▸ What the exercise asks: Of all the lines in the material below, how many include the string "circle"? Give the number only.

Part of a data file
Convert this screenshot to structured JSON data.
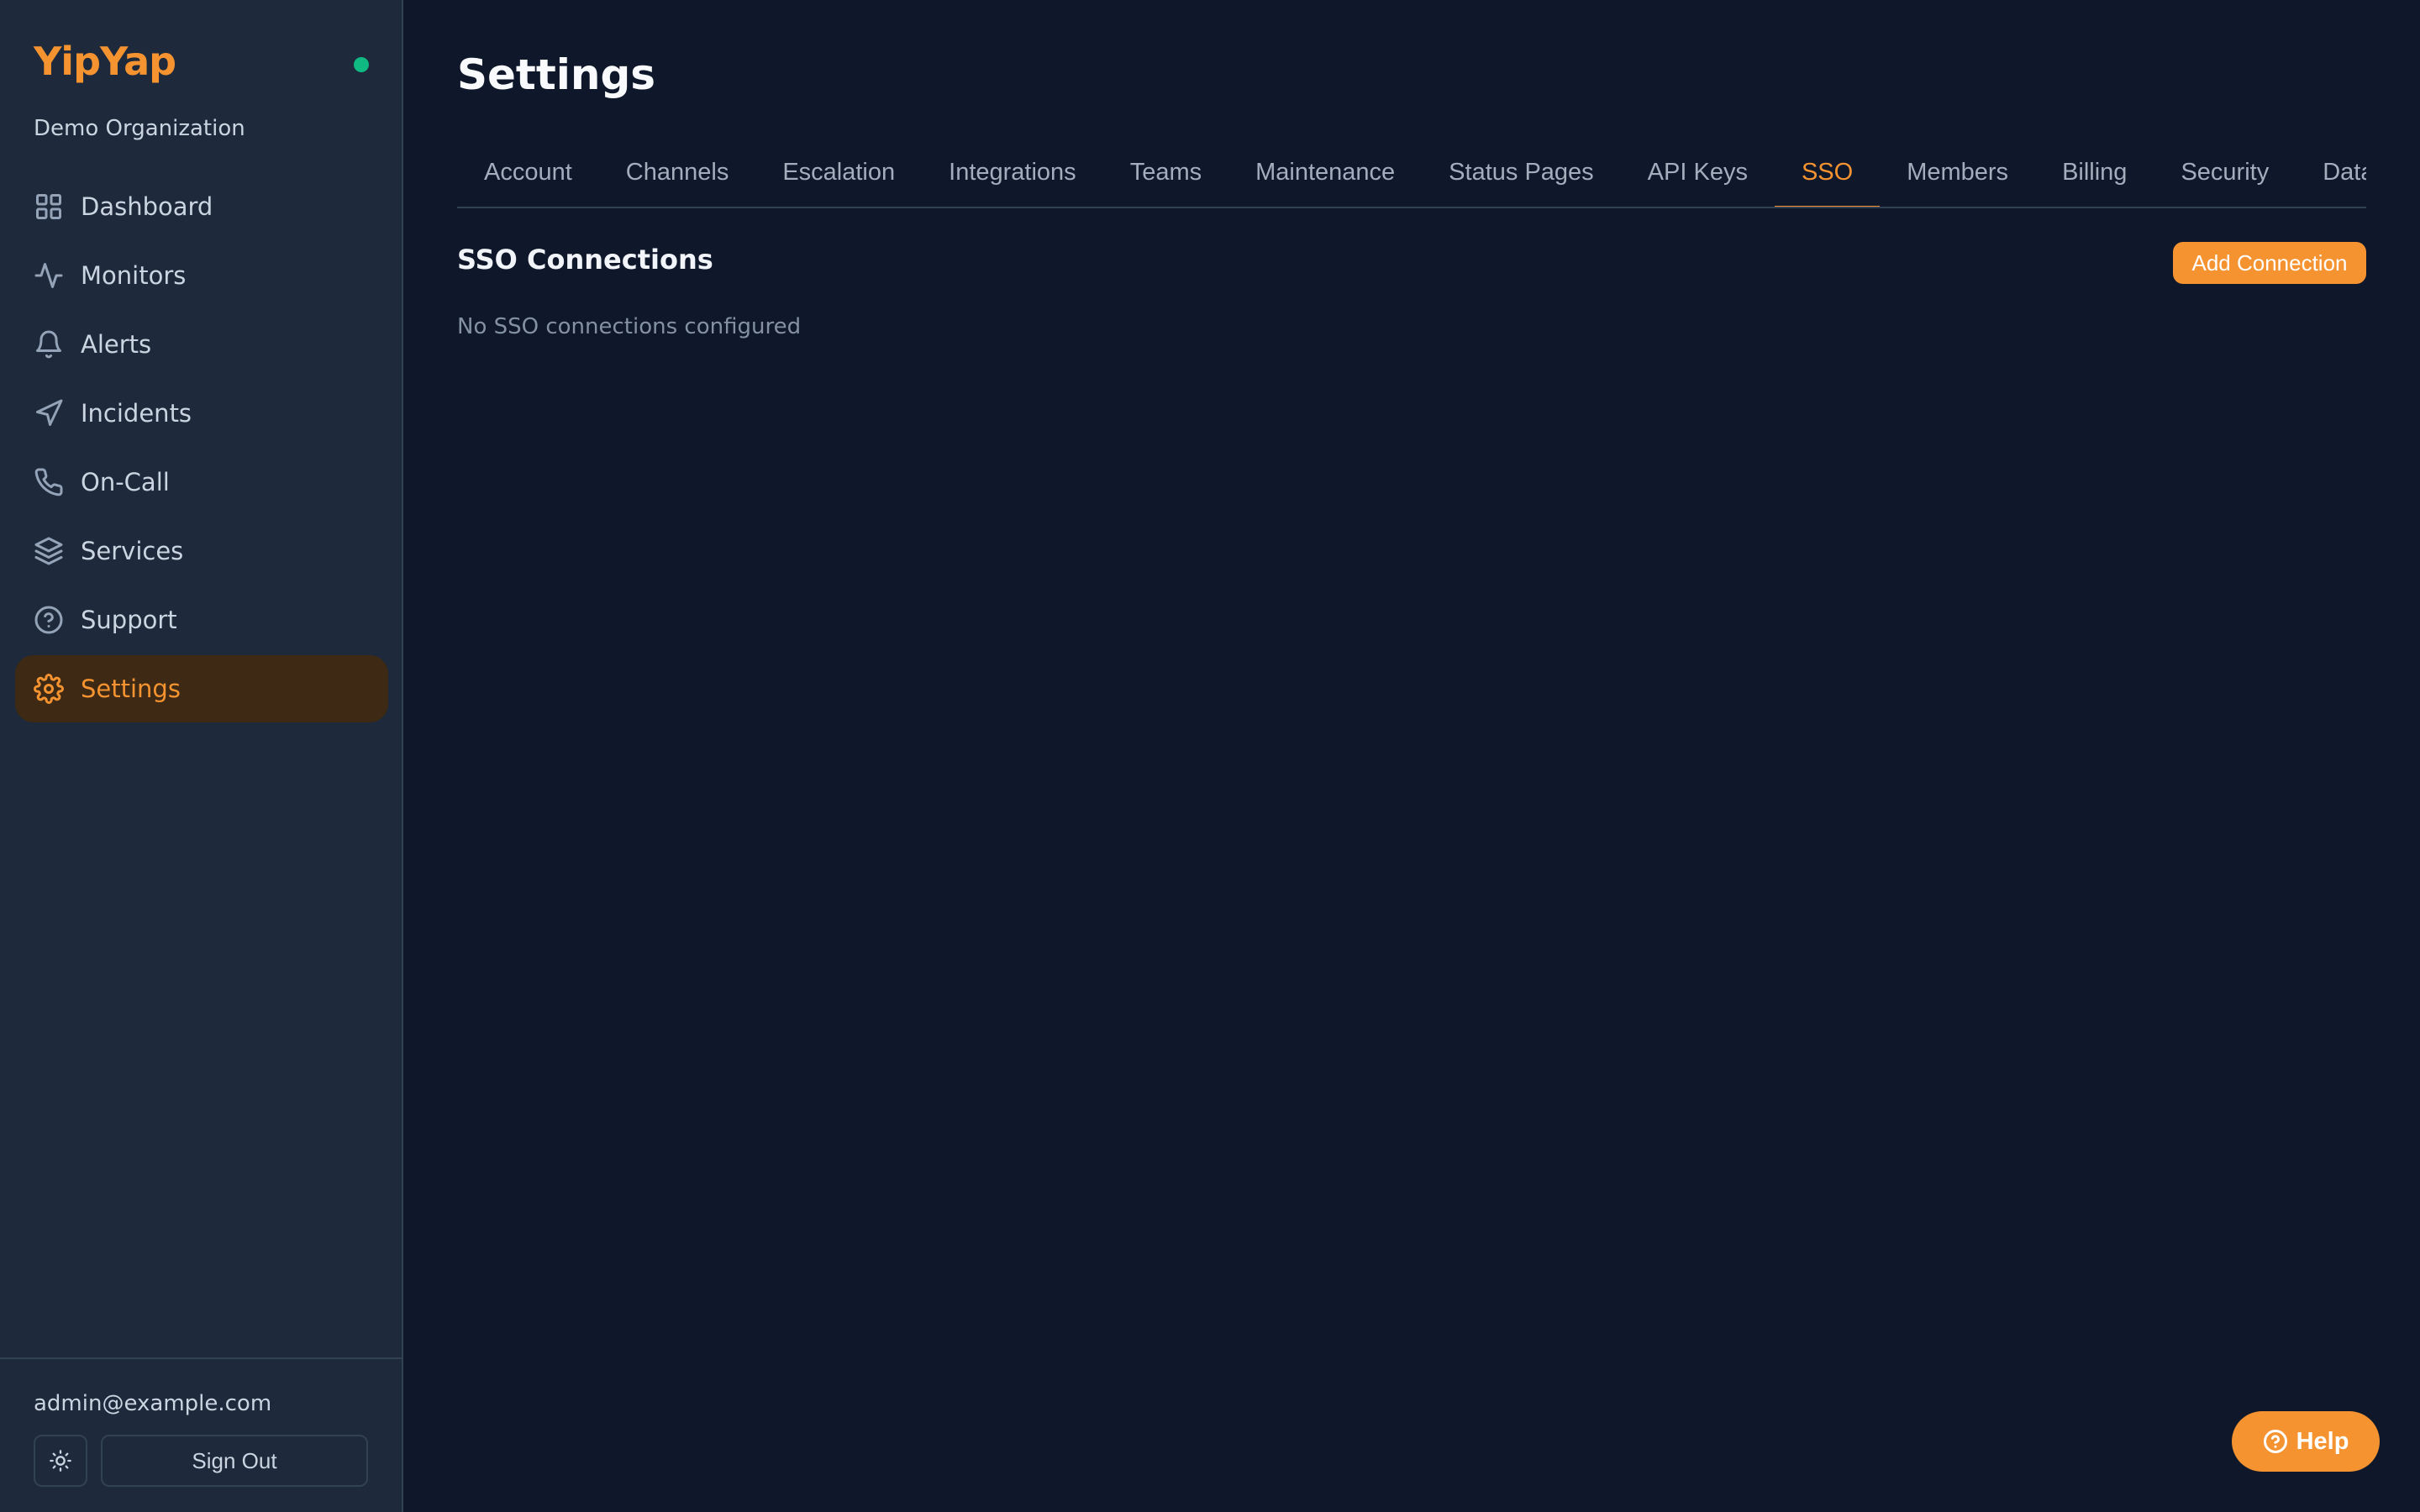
{
  "sidebar": {
    "brand": "YipYap",
    "organization": "Demo Organization",
    "items": [
      {
        "label": "Dashboard",
        "icon": "grid-icon"
      },
      {
        "label": "Monitors",
        "icon": "activity-icon"
      },
      {
        "label": "Alerts",
        "icon": "bell-icon"
      },
      {
        "label": "Incidents",
        "icon": "navigation-icon"
      },
      {
        "label": "On-Call",
        "icon": "phone-icon"
      },
      {
        "label": "Services",
        "icon": "layers-icon"
      },
      {
        "label": "Support",
        "icon": "help-circle-icon"
      },
      {
        "label": "Settings",
        "icon": "gear-icon",
        "active": true
      }
    ],
    "footer": {
      "email": "admin@example.com",
      "sign_out_label": "Sign Out",
      "theme_icon": "sun-icon"
    }
  },
  "main": {
    "title": "Settings",
    "tabs": [
      {
        "label": "Account"
      },
      {
        "label": "Channels"
      },
      {
        "label": "Escalation"
      },
      {
        "label": "Integrations"
      },
      {
        "label": "Teams"
      },
      {
        "label": "Maintenance"
      },
      {
        "label": "Status Pages"
      },
      {
        "label": "API Keys"
      },
      {
        "label": "SSO",
        "active": true
      },
      {
        "label": "Members"
      },
      {
        "label": "Billing"
      },
      {
        "label": "Security"
      },
      {
        "label": "Data"
      }
    ],
    "section": {
      "title": "SSO Connections",
      "add_button_label": "Add Connection",
      "empty_message": "No SSO connections configured"
    }
  },
  "help_button": {
    "label": "Help",
    "icon": "help-circle-icon"
  },
  "colors": {
    "accent": "#f59331",
    "background": "#0f172a",
    "sidebar": "#1e293b",
    "status_online": "#10b981"
  }
}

▸ Response to the task: 2